### EXERCISE
Make an exact copy of all the material below, apart from the pictures.

::::

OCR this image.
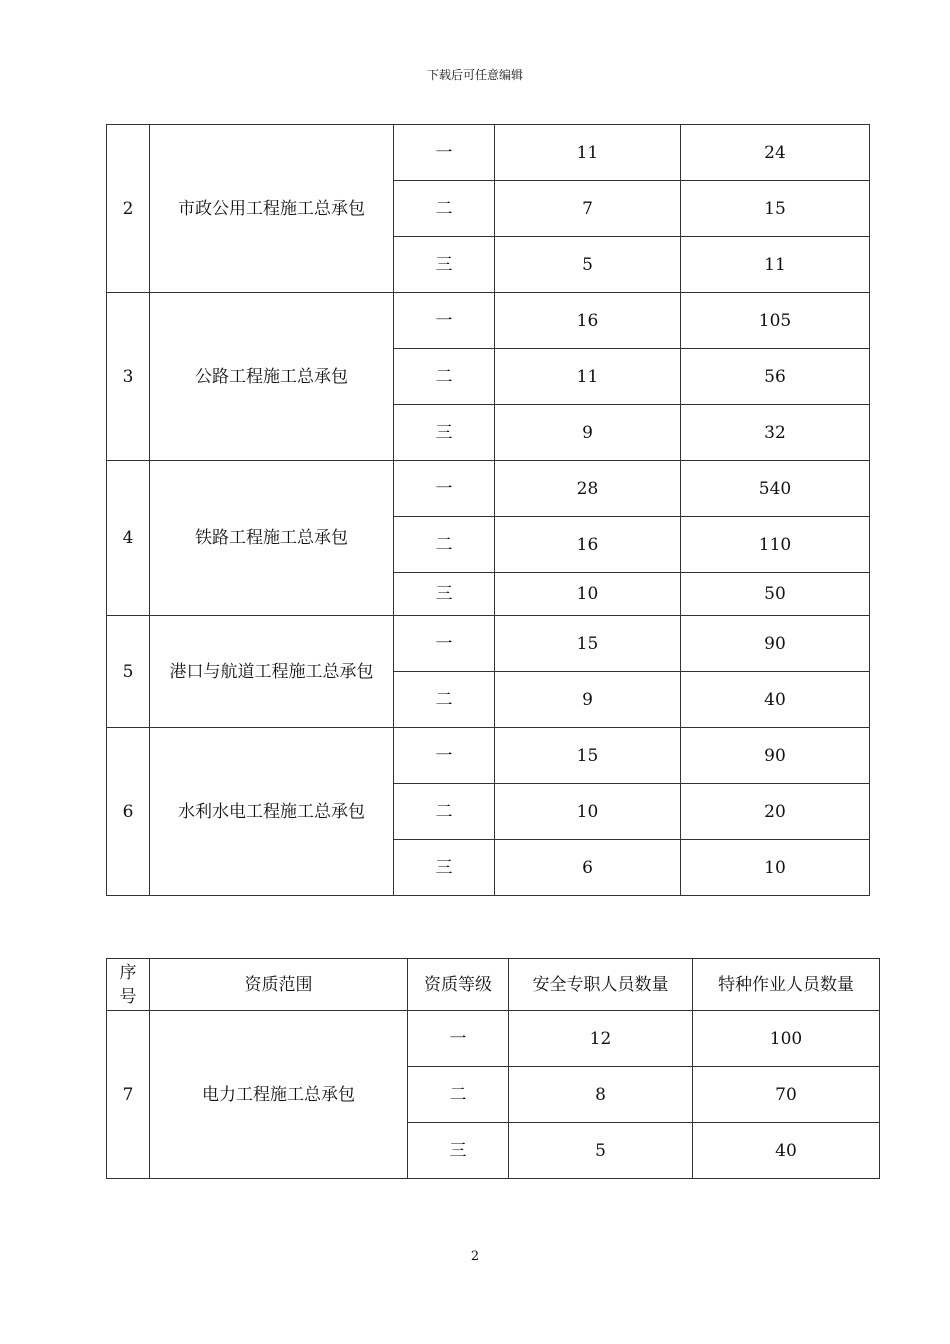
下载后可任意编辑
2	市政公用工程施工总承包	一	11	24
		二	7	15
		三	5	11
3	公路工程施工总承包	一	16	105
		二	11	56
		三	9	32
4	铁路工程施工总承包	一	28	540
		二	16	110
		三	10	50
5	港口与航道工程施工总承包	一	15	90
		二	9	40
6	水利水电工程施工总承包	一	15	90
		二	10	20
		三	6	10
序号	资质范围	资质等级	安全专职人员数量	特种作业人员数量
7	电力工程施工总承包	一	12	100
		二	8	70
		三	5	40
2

::::

### TASK ANSWER
OCR this image.
下载后可任意编辑
2	市政公用工程施工总承包	一	11	24
		二	7	15
		三	5	11
3	公路工程施工总承包	一	16	105
		二	11	56
		三	9	32
4	铁路工程施工总承包	一	28	540
		二	16	110
		三	10	50
5	港口与航道工程施工总承包	一	15	90
		二	9	40
6	水利水电工程施工总承包	一	15	90
		二	10	20
		三	6	10
序号	资质范围	资质等级	安全专职人员数量	特种作业人员数量
7	电力工程施工总承包	一	12	100
		二	8	70
		三	5	40
2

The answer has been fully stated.